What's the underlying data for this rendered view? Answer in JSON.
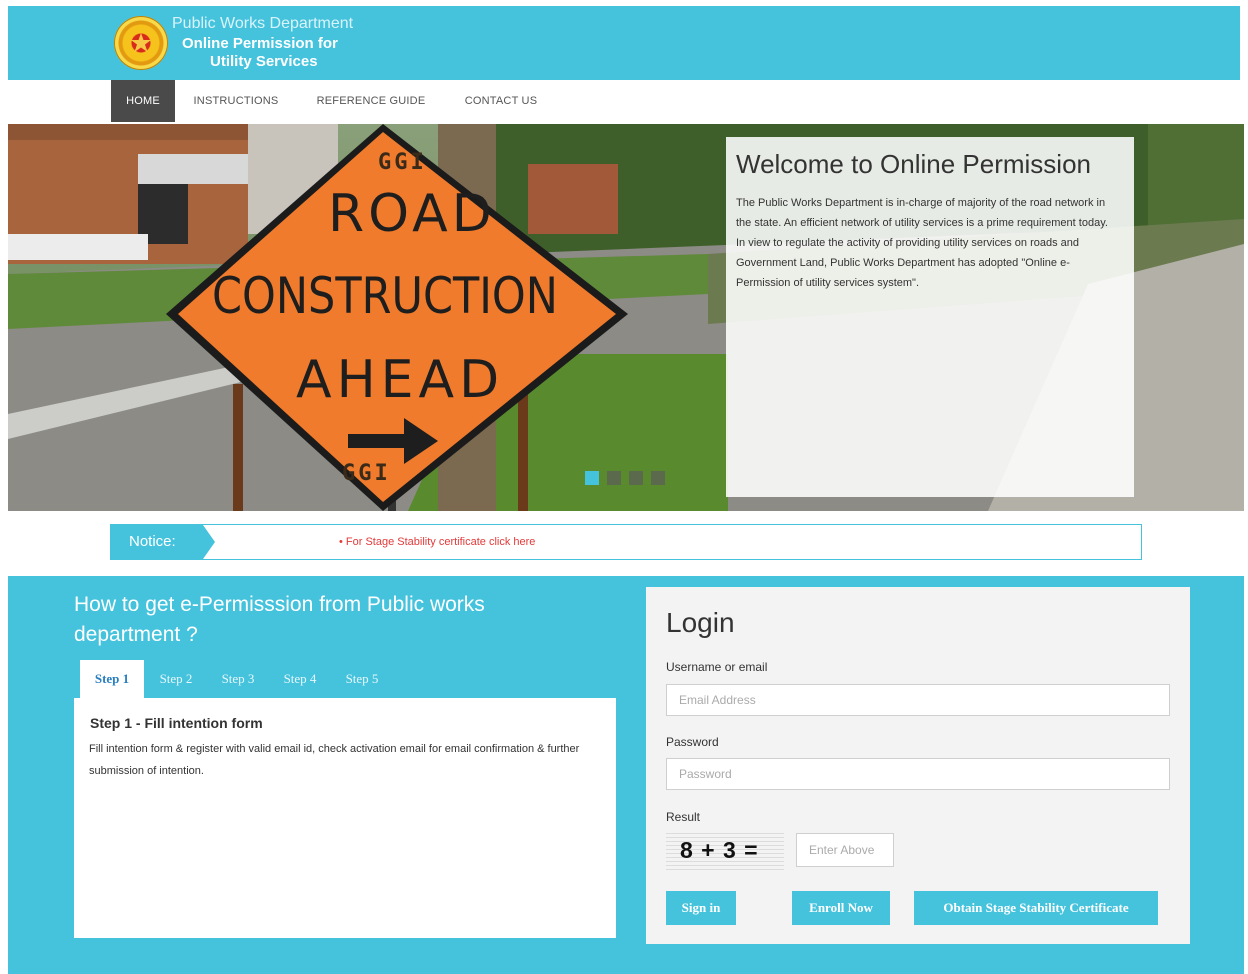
{
  "header": {
    "line1": "Public Works Department",
    "line2": "Online Permission for",
    "line3": "Utility Services",
    "emblem": "state-emblem"
  },
  "nav": {
    "items": [
      {
        "label": "HOME",
        "active": true
      },
      {
        "label": "INSTRUCTIONS",
        "active": false
      },
      {
        "label": "REFERENCE GUIDE",
        "active": false
      },
      {
        "label": "CONTACT US",
        "active": false
      }
    ]
  },
  "hero": {
    "sign": {
      "code_top": "GGI",
      "line1": "ROAD",
      "line2": "CONSTRUCTION",
      "line3": "AHEAD",
      "code_bottom": "GGI"
    },
    "welcome_title": "Welcome to Online Permission",
    "welcome_text": "The Public Works Department is in-charge of majority of the road network in the state. An efficient network of utility services is a prime requirement today. In view to regulate the activity of providing utility services on roads and Government Land, Public Works Department has adopted \"Online e-Permission of utility services system\".",
    "slide_count": 4,
    "active_slide": 1
  },
  "notice": {
    "label": "Notice:",
    "link": "• For Stage Stability certificate click here"
  },
  "how": {
    "title": "How to get e-Permisssion from Public works department ?",
    "tabs": [
      "Step 1",
      "Step 2",
      "Step 3",
      "Step 4",
      "Step 5"
    ],
    "active_tab": 0,
    "step_title": "Step 1 - Fill intention form",
    "step_desc": "Fill intention form & register with valid email id, check activation email for email confirmation & further submission of intention."
  },
  "login": {
    "title": "Login",
    "username_label": "Username or email",
    "username_placeholder": "Email Address",
    "password_label": "Password",
    "password_placeholder": "Password",
    "result_label": "Result",
    "captcha": "8 + 3 =",
    "captcha_placeholder": "Enter Above",
    "signin": "Sign in",
    "enroll": "Enroll Now",
    "certificate": "Obtain Stage Stability Certificate"
  },
  "colors": {
    "accent": "#45c3dd",
    "nav_active": "#4a4a4a",
    "notice_link": "#e23a3a",
    "sign_orange": "#f07b2c"
  }
}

____________

What is asked - Reproduce the records verbatim, omitting all images they contain.

Exercise response -
What's the underlying data for this rendered view? Answer in JSON.
{
  "header": {
    "line1": "Public Works Department",
    "line2": "Online Permission for",
    "line3": "Utility Services",
    "emblem": "state-emblem"
  },
  "nav": {
    "items": [
      {
        "label": "HOME",
        "active": true
      },
      {
        "label": "INSTRUCTIONS",
        "active": false
      },
      {
        "label": "REFERENCE GUIDE",
        "active": false
      },
      {
        "label": "CONTACT US",
        "active": false
      }
    ]
  },
  "hero": {
    "sign": {
      "code_top": "GGI",
      "line1": "ROAD",
      "line2": "CONSTRUCTION",
      "line3": "AHEAD",
      "code_bottom": "GGI"
    },
    "welcome_title": "Welcome to Online Permission",
    "welcome_text": "The Public Works Department is in-charge of majority of the road network in the state. An efficient network of utility services is a prime requirement today. In view to regulate the activity of providing utility services on roads and Government Land, Public Works Department has adopted \"Online e-Permission of utility services system\".",
    "slide_count": 4,
    "active_slide": 1
  },
  "notice": {
    "label": "Notice:",
    "link": "• For Stage Stability certificate click here"
  },
  "how": {
    "title": "How to get e-Permisssion from Public works department ?",
    "tabs": [
      "Step 1",
      "Step 2",
      "Step 3",
      "Step 4",
      "Step 5"
    ],
    "active_tab": 0,
    "step_title": "Step 1 - Fill intention form",
    "step_desc": "Fill intention form & register with valid email id, check activation email for email confirmation & further submission of intention."
  },
  "login": {
    "title": "Login",
    "username_label": "Username or email",
    "username_placeholder": "Email Address",
    "password_label": "Password",
    "password_placeholder": "Password",
    "result_label": "Result",
    "captcha": "8 + 3 =",
    "captcha_placeholder": "Enter Above",
    "signin": "Sign in",
    "enroll": "Enroll Now",
    "certificate": "Obtain Stage Stability Certificate"
  },
  "colors": {
    "accent": "#45c3dd",
    "nav_active": "#4a4a4a",
    "notice_link": "#e23a3a",
    "sign_orange": "#f07b2c"
  }
}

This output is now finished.